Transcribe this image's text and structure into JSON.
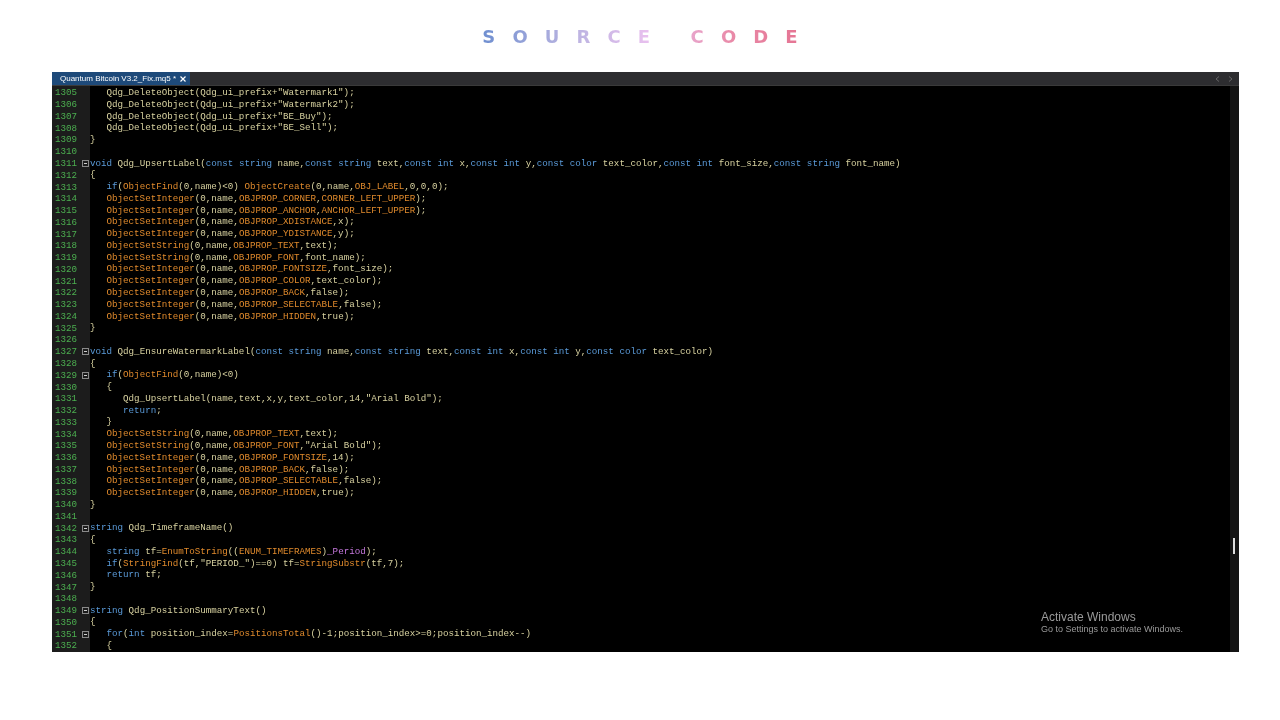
{
  "page_title": "SOURCE CODE",
  "editor": {
    "tabs": [
      {
        "label": "Quantum Bitcoin V3.2_Fix.mq5 *",
        "selected": true
      }
    ],
    "lines": [
      {
        "number": "1305",
        "foldable": false,
        "tokens": [
          {
            "kind": "plain",
            "text": "   Qdg_DeleteObject(Qdg_ui_prefix+\"Watermark1\");"
          }
        ]
      },
      {
        "number": "1306",
        "foldable": false,
        "tokens": [
          {
            "kind": "plain",
            "text": "   Qdg_DeleteObject(Qdg_ui_prefix+\"Watermark2\");"
          }
        ]
      },
      {
        "number": "1307",
        "foldable": false,
        "tokens": [
          {
            "kind": "plain",
            "text": "   Qdg_DeleteObject(Qdg_ui_prefix+\"BE_Buy\");"
          }
        ]
      },
      {
        "number": "1308",
        "foldable": false,
        "tokens": [
          {
            "kind": "plain",
            "text": "   Qdg_DeleteObject(Qdg_ui_prefix+\"BE_Sell\");"
          }
        ]
      },
      {
        "number": "1309",
        "foldable": false,
        "tokens": [
          {
            "kind": "plain",
            "text": "}"
          }
        ]
      },
      {
        "number": "1310",
        "foldable": false
      },
      {
        "number": "1311",
        "foldable": true,
        "tokens": [
          {
            "kind": "kw",
            "text": "void"
          },
          {
            "kind": "plain",
            "text": " Qdg_UpsertLabel("
          },
          {
            "kind": "kw",
            "text": "const string"
          },
          {
            "kind": "plain",
            "text": " name,"
          },
          {
            "kind": "kw",
            "text": "const string"
          },
          {
            "kind": "plain",
            "text": " text,"
          },
          {
            "kind": "kw",
            "text": "const int"
          },
          {
            "kind": "plain",
            "text": " x,"
          },
          {
            "kind": "kw",
            "text": "const int"
          },
          {
            "kind": "plain",
            "text": " y,"
          },
          {
            "kind": "kw",
            "text": "const color"
          },
          {
            "kind": "plain",
            "text": " text_color,"
          },
          {
            "kind": "kw",
            "text": "const int"
          },
          {
            "kind": "plain",
            "text": " font_size,"
          },
          {
            "kind": "kw",
            "text": "const string"
          },
          {
            "kind": "plain",
            "text": " font_name)"
          }
        ]
      },
      {
        "number": "1312",
        "foldable": false,
        "tokens": [
          {
            "kind": "plain",
            "text": "{"
          }
        ]
      },
      {
        "number": "1313",
        "foldable": false,
        "tokens": [
          {
            "kind": "kw",
            "text": "   if"
          },
          {
            "kind": "plain",
            "text": "("
          },
          {
            "kind": "fn",
            "text": "ObjectFind"
          },
          {
            "kind": "plain",
            "text": "(0,name)<0) "
          },
          {
            "kind": "fn",
            "text": "ObjectCreate"
          },
          {
            "kind": "plain",
            "text": "(0,name,"
          },
          {
            "kind": "fn",
            "text": "OBJ_LABEL"
          },
          {
            "kind": "plain",
            "text": ",0,0,0);"
          }
        ]
      },
      {
        "number": "1314",
        "foldable": false,
        "tokens": [
          {
            "kind": "fn",
            "text": "   ObjectSetInteger"
          },
          {
            "kind": "plain",
            "text": "(0,name,"
          },
          {
            "kind": "fn",
            "text": "OBJPROP_CORNER"
          },
          {
            "kind": "plain",
            "text": ","
          },
          {
            "kind": "fn",
            "text": "CORNER_LEFT_UPPER"
          },
          {
            "kind": "plain",
            "text": ");"
          }
        ]
      },
      {
        "number": "1315",
        "foldable": false,
        "tokens": [
          {
            "kind": "fn",
            "text": "   ObjectSetInteger"
          },
          {
            "kind": "plain",
            "text": "(0,name,"
          },
          {
            "kind": "fn",
            "text": "OBJPROP_ANCHOR"
          },
          {
            "kind": "plain",
            "text": ","
          },
          {
            "kind": "fn",
            "text": "ANCHOR_LEFT_UPPER"
          },
          {
            "kind": "plain",
            "text": ");"
          }
        ]
      },
      {
        "number": "1316",
        "foldable": false,
        "tokens": [
          {
            "kind": "fn",
            "text": "   ObjectSetInteger"
          },
          {
            "kind": "plain",
            "text": "(0,name,"
          },
          {
            "kind": "fn",
            "text": "OBJPROP_XDISTANCE"
          },
          {
            "kind": "plain",
            "text": ",x);"
          }
        ]
      },
      {
        "number": "1317",
        "foldable": false,
        "tokens": [
          {
            "kind": "fn",
            "text": "   ObjectSetInteger"
          },
          {
            "kind": "plain",
            "text": "(0,name,"
          },
          {
            "kind": "fn",
            "text": "OBJPROP_YDISTANCE"
          },
          {
            "kind": "plain",
            "text": ",y);"
          }
        ]
      },
      {
        "number": "1318",
        "foldable": false,
        "tokens": [
          {
            "kind": "fn",
            "text": "   ObjectSetString"
          },
          {
            "kind": "plain",
            "text": "(0,name,"
          },
          {
            "kind": "fn",
            "text": "OBJPROP_TEXT"
          },
          {
            "kind": "plain",
            "text": ",text);"
          }
        ]
      },
      {
        "number": "1319",
        "foldable": false,
        "tokens": [
          {
            "kind": "fn",
            "text": "   ObjectSetString"
          },
          {
            "kind": "plain",
            "text": "(0,name,"
          },
          {
            "kind": "fn",
            "text": "OBJPROP_FONT"
          },
          {
            "kind": "plain",
            "text": ",font_name);"
          }
        ]
      },
      {
        "number": "1320",
        "foldable": false,
        "tokens": [
          {
            "kind": "fn",
            "text": "   ObjectSetInteger"
          },
          {
            "kind": "plain",
            "text": "(0,name,"
          },
          {
            "kind": "fn",
            "text": "OBJPROP_FONTSIZE"
          },
          {
            "kind": "plain",
            "text": ",font_size);"
          }
        ]
      },
      {
        "number": "1321",
        "foldable": false,
        "tokens": [
          {
            "kind": "fn",
            "text": "   ObjectSetInteger"
          },
          {
            "kind": "plain",
            "text": "(0,name,"
          },
          {
            "kind": "fn",
            "text": "OBJPROP_COLOR"
          },
          {
            "kind": "plain",
            "text": ",text_color);"
          }
        ]
      },
      {
        "number": "1322",
        "foldable": false,
        "tokens": [
          {
            "kind": "fn",
            "text": "   ObjectSetInteger"
          },
          {
            "kind": "plain",
            "text": "(0,name,"
          },
          {
            "kind": "fn",
            "text": "OBJPROP_BACK"
          },
          {
            "kind": "plain",
            "text": ",false);"
          }
        ]
      },
      {
        "number": "1323",
        "foldable": false,
        "tokens": [
          {
            "kind": "fn",
            "text": "   ObjectSetInteger"
          },
          {
            "kind": "plain",
            "text": "(0,name,"
          },
          {
            "kind": "fn",
            "text": "OBJPROP_SELECTABLE"
          },
          {
            "kind": "plain",
            "text": ",false);"
          }
        ]
      },
      {
        "number": "1324",
        "foldable": false,
        "tokens": [
          {
            "kind": "fn",
            "text": "   ObjectSetInteger"
          },
          {
            "kind": "plain",
            "text": "(0,name,"
          },
          {
            "kind": "fn",
            "text": "OBJPROP_HIDDEN"
          },
          {
            "kind": "plain",
            "text": ",true);"
          }
        ]
      },
      {
        "number": "1325",
        "foldable": false,
        "tokens": [
          {
            "kind": "plain",
            "text": "}"
          }
        ]
      },
      {
        "number": "1326",
        "foldable": false
      },
      {
        "number": "1327",
        "foldable": true,
        "tokens": [
          {
            "kind": "kw",
            "text": "void"
          },
          {
            "kind": "plain",
            "text": " Qdg_EnsureWatermarkLabel("
          },
          {
            "kind": "kw",
            "text": "const string"
          },
          {
            "kind": "plain",
            "text": " name,"
          },
          {
            "kind": "kw",
            "text": "const string"
          },
          {
            "kind": "plain",
            "text": " text,"
          },
          {
            "kind": "kw",
            "text": "const int"
          },
          {
            "kind": "plain",
            "text": " x,"
          },
          {
            "kind": "kw",
            "text": "const int"
          },
          {
            "kind": "plain",
            "text": " y,"
          },
          {
            "kind": "kw",
            "text": "const color"
          },
          {
            "kind": "plain",
            "text": " text_color)"
          }
        ]
      },
      {
        "number": "1328",
        "foldable": false,
        "tokens": [
          {
            "kind": "plain",
            "text": "{"
          }
        ]
      },
      {
        "number": "1329",
        "foldable": true,
        "tokens": [
          {
            "kind": "kw",
            "text": "   if"
          },
          {
            "kind": "plain",
            "text": "("
          },
          {
            "kind": "fn",
            "text": "ObjectFind"
          },
          {
            "kind": "plain",
            "text": "(0,name)<0)"
          }
        ]
      },
      {
        "number": "1330",
        "foldable": false,
        "tokens": [
          {
            "kind": "plain",
            "text": "   {"
          }
        ]
      },
      {
        "number": "1331",
        "foldable": false,
        "tokens": [
          {
            "kind": "plain",
            "text": "      Qdg_UpsertLabel(name,text,x,y,text_color,14,\"Arial Bold\");"
          }
        ]
      },
      {
        "number": "1332",
        "foldable": false,
        "tokens": [
          {
            "kind": "kw",
            "text": "      return"
          },
          {
            "kind": "plain",
            "text": ";"
          }
        ]
      },
      {
        "number": "1333",
        "foldable": false,
        "tokens": [
          {
            "kind": "plain",
            "text": "   }"
          }
        ]
      },
      {
        "number": "1334",
        "foldable": false,
        "tokens": [
          {
            "kind": "fn",
            "text": "   ObjectSetString"
          },
          {
            "kind": "plain",
            "text": "(0,name,"
          },
          {
            "kind": "fn",
            "text": "OBJPROP_TEXT"
          },
          {
            "kind": "plain",
            "text": ",text);"
          }
        ]
      },
      {
        "number": "1335",
        "foldable": false,
        "tokens": [
          {
            "kind": "fn",
            "text": "   ObjectSetString"
          },
          {
            "kind": "plain",
            "text": "(0,name,"
          },
          {
            "kind": "fn",
            "text": "OBJPROP_FONT"
          },
          {
            "kind": "plain",
            "text": ",\"Arial Bold\");"
          }
        ]
      },
      {
        "number": "1336",
        "foldable": false,
        "tokens": [
          {
            "kind": "fn",
            "text": "   ObjectSetInteger"
          },
          {
            "kind": "plain",
            "text": "(0,name,"
          },
          {
            "kind": "fn",
            "text": "OBJPROP_FONTSIZE"
          },
          {
            "kind": "plain",
            "text": ",14);"
          }
        ]
      },
      {
        "number": "1337",
        "foldable": false,
        "tokens": [
          {
            "kind": "fn",
            "text": "   ObjectSetInteger"
          },
          {
            "kind": "plain",
            "text": "(0,name,"
          },
          {
            "kind": "fn",
            "text": "OBJPROP_BACK"
          },
          {
            "kind": "plain",
            "text": ",false);"
          }
        ]
      },
      {
        "number": "1338",
        "foldable": false,
        "tokens": [
          {
            "kind": "fn",
            "text": "   ObjectSetInteger"
          },
          {
            "kind": "plain",
            "text": "(0,name,"
          },
          {
            "kind": "fn",
            "text": "OBJPROP_SELECTABLE"
          },
          {
            "kind": "plain",
            "text": ",false);"
          }
        ]
      },
      {
        "number": "1339",
        "foldable": false,
        "tokens": [
          {
            "kind": "fn",
            "text": "   ObjectSetInteger"
          },
          {
            "kind": "plain",
            "text": "(0,name,"
          },
          {
            "kind": "fn",
            "text": "OBJPROP_HIDDEN"
          },
          {
            "kind": "plain",
            "text": ",true);"
          }
        ]
      },
      {
        "number": "1340",
        "foldable": false,
        "tokens": [
          {
            "kind": "plain",
            "text": "}"
          }
        ]
      },
      {
        "number": "1341",
        "foldable": false
      },
      {
        "number": "1342",
        "foldable": true,
        "tokens": [
          {
            "kind": "kw",
            "text": "string"
          },
          {
            "kind": "plain",
            "text": " Qdg_TimeframeName()"
          }
        ]
      },
      {
        "number": "1343",
        "foldable": false,
        "tokens": [
          {
            "kind": "plain",
            "text": "{"
          }
        ]
      },
      {
        "number": "1344",
        "foldable": false,
        "tokens": [
          {
            "kind": "kw",
            "text": "   string"
          },
          {
            "kind": "plain",
            "text": " tf="
          },
          {
            "kind": "fn",
            "text": "EnumToString"
          },
          {
            "kind": "plain",
            "text": "(("
          },
          {
            "kind": "fn",
            "text": "ENUM_TIMEFRAMES"
          },
          {
            "kind": "plain",
            "text": ")"
          },
          {
            "kind": "var",
            "text": "_Period"
          },
          {
            "kind": "plain",
            "text": ");"
          }
        ]
      },
      {
        "number": "1345",
        "foldable": false,
        "tokens": [
          {
            "kind": "kw",
            "text": "   if"
          },
          {
            "kind": "plain",
            "text": "("
          },
          {
            "kind": "fn",
            "text": "StringFind"
          },
          {
            "kind": "plain",
            "text": "(tf,\"PERIOD_\")==0) tf="
          },
          {
            "kind": "fn",
            "text": "StringSubstr"
          },
          {
            "kind": "plain",
            "text": "(tf,7);"
          }
        ]
      },
      {
        "number": "1346",
        "foldable": false,
        "tokens": [
          {
            "kind": "kw",
            "text": "   return"
          },
          {
            "kind": "plain",
            "text": " tf;"
          }
        ]
      },
      {
        "number": "1347",
        "foldable": false,
        "tokens": [
          {
            "kind": "plain",
            "text": "}"
          }
        ]
      },
      {
        "number": "1348",
        "foldable": false
      },
      {
        "number": "1349",
        "foldable": true,
        "tokens": [
          {
            "kind": "kw",
            "text": "string"
          },
          {
            "kind": "plain",
            "text": " Qdg_PositionSummaryText()"
          }
        ]
      },
      {
        "number": "1350",
        "foldable": false,
        "tokens": [
          {
            "kind": "plain",
            "text": "{"
          }
        ]
      },
      {
        "number": "1351",
        "foldable": true,
        "tokens": [
          {
            "kind": "kw",
            "text": "   for"
          },
          {
            "kind": "plain",
            "text": "("
          },
          {
            "kind": "kw",
            "text": "int"
          },
          {
            "kind": "plain",
            "text": " position_index="
          },
          {
            "kind": "fn",
            "text": "PositionsTotal"
          },
          {
            "kind": "plain",
            "text": "()-1;position_index>=0;position_index--)"
          }
        ]
      },
      {
        "number": "1352",
        "foldable": false,
        "tokens": [
          {
            "kind": "plain",
            "text": "   {"
          }
        ]
      }
    ]
  },
  "os_notice": {
    "title": "Activate Windows",
    "subtitle": "Go to Settings to activate Windows."
  }
}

────────────────────────────────────────

## Exercise requirements
Extract lines where the string "Arial" occurs.

## Reply to the task
            "text": "      Qdg_UpsertLabel(name,text,x,y,text_color,14,\"Arial Bold\");"
            "text": ",\"Arial Bold\");"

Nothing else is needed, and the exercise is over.